The term "middle classes" on the other hand is used - especially by the bourgeoisie media - in very vague way comprising all those with a certain level of income. The point is however that many of these are actually part of the working class and become ever more "proletarianised". This is especially the case with the formerly "privileged" white collar workers who are now under constant pressure of downsizing, less income and worsening working conditions.

Though extreme right wing parties as the FPO in Austria are not able at all to organise those sections of society actively, they have been able to attract some electoral support from parts of the working class. Yet that doesn't mean that the working class has become "bourgeoisified". The reason for this phenomenon has to be sought in the fact that the leadership of the labour movement has nothing to offer them. However as those extreme right wing parties are essentially bourgeois parties they have even less to offer to these layers apart from demagogy and racism.

This is an important element in the equation that has to be considered, the role of the leadership of the labour movement, both in its political expression (the Labour, Socialist, Social Democratic and Communist parties) and in its trade union representation. In the past twenty years we have seen the mass parties of the working class forming governments on their own (as in the case of the British Labour Party) or in a coalition (as in the case of the Italian PDS). All these governments have carried out classical bourgeois policies. They have all carried out cuts in welfare spending.

Added to this has been the discrediting of the classical bourgeois parties who tried to straddle the so-called "centre" ground. For example, the collapse of the Christian Democracy in Italy opened up big possibilities for the workers' organisations. But because the leadership of these organisations only had one perspective, that of managing capitalism rather than overthrowing it, they have taken part of the blame for the cuts in welfare spending, for the reduction of trade union rights, for the increased taxation, etc. etc.

Faced with no credible alternative on the left the demagogic right has been able to emerge. And racism is a strong element in the propaganda of these extreme right wing parties. They use the influx of sizeable numbers of immigrants to scare the middle classes and the lumpenproletariat. This has led a section of the middle classes, some of the poorer sections of society and even parts of the working class traditionally voting for the reformist parties, to swing over to the right.

The entry of Haider's party, the FPO, into the Austrian government has sent alarm bells ringing all around Europe. Haider clearly has sympathies for Nazism. He uses the racist card quite blatantly. Similar alarm bells were set off in Italy in 1994 with the election victory of Berlusconi's Freedom Alliance (Polo della Liberta'). That was because Berlusconi's electoral partner was Fini's National Alliance (AN, Alleanza Nazionale). The National Alliance is basically a reformed MSI, (the Italian Social Movement) a party that emanated from the remnants of Mussolini's old Fascist Party.

What is fascism?

These developments have placed back on the agenda the question 'What is Fascism?' Are parties such as the FPO or the AN Fascist parties? Do they represent the beginnings of new fascist movements along the lines of Hitler and Mussolini? The labour movement must come up with answers to these questions, as they determine the very future of the working class itself.

::::

● SET PROBLEM 1
In the passage on fascism, swap "agenda" for "table" and write out the part that opens with the words "These developments have" and closes with "working class itself.".

[Part of a data file]

::::

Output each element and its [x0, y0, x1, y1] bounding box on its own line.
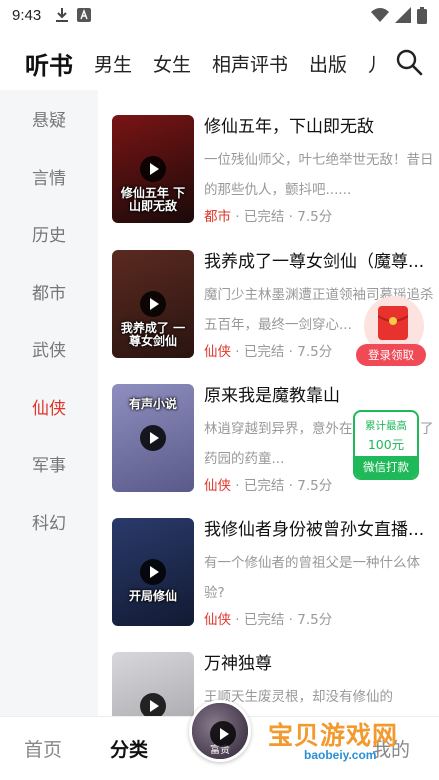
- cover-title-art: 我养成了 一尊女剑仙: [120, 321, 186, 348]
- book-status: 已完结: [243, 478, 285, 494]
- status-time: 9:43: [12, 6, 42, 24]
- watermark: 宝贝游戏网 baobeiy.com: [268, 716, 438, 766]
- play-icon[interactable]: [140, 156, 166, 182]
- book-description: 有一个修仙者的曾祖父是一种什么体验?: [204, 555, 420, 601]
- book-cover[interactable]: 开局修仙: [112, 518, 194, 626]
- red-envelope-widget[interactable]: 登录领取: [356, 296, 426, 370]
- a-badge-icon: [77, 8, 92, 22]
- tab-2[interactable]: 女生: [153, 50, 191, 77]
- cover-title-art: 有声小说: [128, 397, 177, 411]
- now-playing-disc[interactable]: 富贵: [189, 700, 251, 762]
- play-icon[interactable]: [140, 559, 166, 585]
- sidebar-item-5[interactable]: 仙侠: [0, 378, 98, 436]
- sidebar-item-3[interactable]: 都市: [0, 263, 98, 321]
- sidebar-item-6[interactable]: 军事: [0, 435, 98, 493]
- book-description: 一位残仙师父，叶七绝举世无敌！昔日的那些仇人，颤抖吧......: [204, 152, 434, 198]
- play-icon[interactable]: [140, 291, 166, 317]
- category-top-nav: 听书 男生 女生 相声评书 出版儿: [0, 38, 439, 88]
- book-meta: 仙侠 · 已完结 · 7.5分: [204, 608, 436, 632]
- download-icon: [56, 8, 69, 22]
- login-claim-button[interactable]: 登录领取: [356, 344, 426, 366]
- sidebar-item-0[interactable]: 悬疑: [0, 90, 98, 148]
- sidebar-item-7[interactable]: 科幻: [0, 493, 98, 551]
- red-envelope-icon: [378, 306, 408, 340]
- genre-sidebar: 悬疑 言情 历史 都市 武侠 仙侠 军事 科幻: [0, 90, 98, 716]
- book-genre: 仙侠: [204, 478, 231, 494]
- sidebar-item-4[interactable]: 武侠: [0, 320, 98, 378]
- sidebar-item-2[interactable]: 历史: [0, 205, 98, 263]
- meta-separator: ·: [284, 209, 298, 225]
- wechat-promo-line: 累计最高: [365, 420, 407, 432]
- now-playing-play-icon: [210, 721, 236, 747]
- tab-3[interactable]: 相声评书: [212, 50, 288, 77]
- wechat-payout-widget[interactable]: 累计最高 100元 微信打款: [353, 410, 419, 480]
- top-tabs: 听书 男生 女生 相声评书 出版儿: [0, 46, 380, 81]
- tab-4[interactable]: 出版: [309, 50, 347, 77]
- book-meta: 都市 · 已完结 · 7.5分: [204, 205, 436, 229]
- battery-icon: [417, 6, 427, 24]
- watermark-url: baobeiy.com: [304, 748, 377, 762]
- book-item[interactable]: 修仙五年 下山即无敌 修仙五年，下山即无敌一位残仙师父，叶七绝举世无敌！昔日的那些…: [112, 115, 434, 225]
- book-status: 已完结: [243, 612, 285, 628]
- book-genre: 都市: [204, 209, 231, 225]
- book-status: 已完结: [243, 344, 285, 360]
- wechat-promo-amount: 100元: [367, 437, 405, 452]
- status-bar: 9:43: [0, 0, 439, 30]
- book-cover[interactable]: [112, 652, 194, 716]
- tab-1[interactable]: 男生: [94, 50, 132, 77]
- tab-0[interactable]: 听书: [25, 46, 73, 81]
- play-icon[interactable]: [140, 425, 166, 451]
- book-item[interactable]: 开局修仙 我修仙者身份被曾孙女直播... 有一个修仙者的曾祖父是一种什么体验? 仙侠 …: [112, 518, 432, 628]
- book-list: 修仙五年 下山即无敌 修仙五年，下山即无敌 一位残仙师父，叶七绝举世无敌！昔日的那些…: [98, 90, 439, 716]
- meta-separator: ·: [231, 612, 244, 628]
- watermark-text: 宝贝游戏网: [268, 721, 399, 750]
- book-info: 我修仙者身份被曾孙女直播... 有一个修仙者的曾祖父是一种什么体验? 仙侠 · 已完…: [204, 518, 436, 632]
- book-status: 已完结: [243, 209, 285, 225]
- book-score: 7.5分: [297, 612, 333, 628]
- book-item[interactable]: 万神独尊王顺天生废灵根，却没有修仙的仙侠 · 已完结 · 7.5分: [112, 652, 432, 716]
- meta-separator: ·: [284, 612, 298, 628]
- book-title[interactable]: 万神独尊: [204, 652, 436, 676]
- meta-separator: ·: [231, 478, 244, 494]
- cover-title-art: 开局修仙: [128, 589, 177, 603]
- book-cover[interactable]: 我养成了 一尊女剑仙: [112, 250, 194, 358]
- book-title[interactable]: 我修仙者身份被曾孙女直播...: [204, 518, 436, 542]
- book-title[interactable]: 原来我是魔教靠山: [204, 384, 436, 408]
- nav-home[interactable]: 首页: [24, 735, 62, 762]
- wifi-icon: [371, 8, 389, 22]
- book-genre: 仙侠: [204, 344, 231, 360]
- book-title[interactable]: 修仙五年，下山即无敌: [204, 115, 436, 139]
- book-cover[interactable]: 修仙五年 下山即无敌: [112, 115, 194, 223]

::::

● SET PROBLEM 2
Give again, unchanged, the part of the records that opens with the line containing "- cover-title-art: 我养成了" and closes with the line containing "- now-playing-disc[interactable]: 富贵: [189, 700, 251, 762]", including both of those lines.

● CORRECT OUTPUT 1
These developments have placed back on the table the question 'What is Fascism?' Are parties such as the FPO or the AN Fascist parties? Do they represent the beginnings of new fascist movements along the lines of Hitler and Mussolini? The labour movement must come up with answers to these questions, as they determine the very future of the working class itself.

● CORRECT OUTPUT 2
- cover-title-art: 我养成了 一尊女剑仙: [120, 321, 186, 348]
- book-status: 已完结: [243, 478, 285, 494]
- status-time: 9:43: [12, 6, 42, 24]
- watermark: 宝贝游戏网 baobeiy.com: [268, 716, 438, 766]
- play-icon[interactable]: [140, 156, 166, 182]
- book-description: 有一个修仙者的曾祖父是一种什么体验?: [204, 555, 420, 601]
- book-cover[interactable]: 开局修仙: [112, 518, 194, 626]
- red-envelope-widget[interactable]: 登录领取: [356, 296, 426, 370]
- a-badge-icon: [77, 8, 92, 22]
- tab-2[interactable]: 女生: [153, 50, 191, 77]
- cover-title-art: 有声小说: [128, 397, 177, 411]
- now-playing-disc[interactable]: 富贵: [189, 700, 251, 762]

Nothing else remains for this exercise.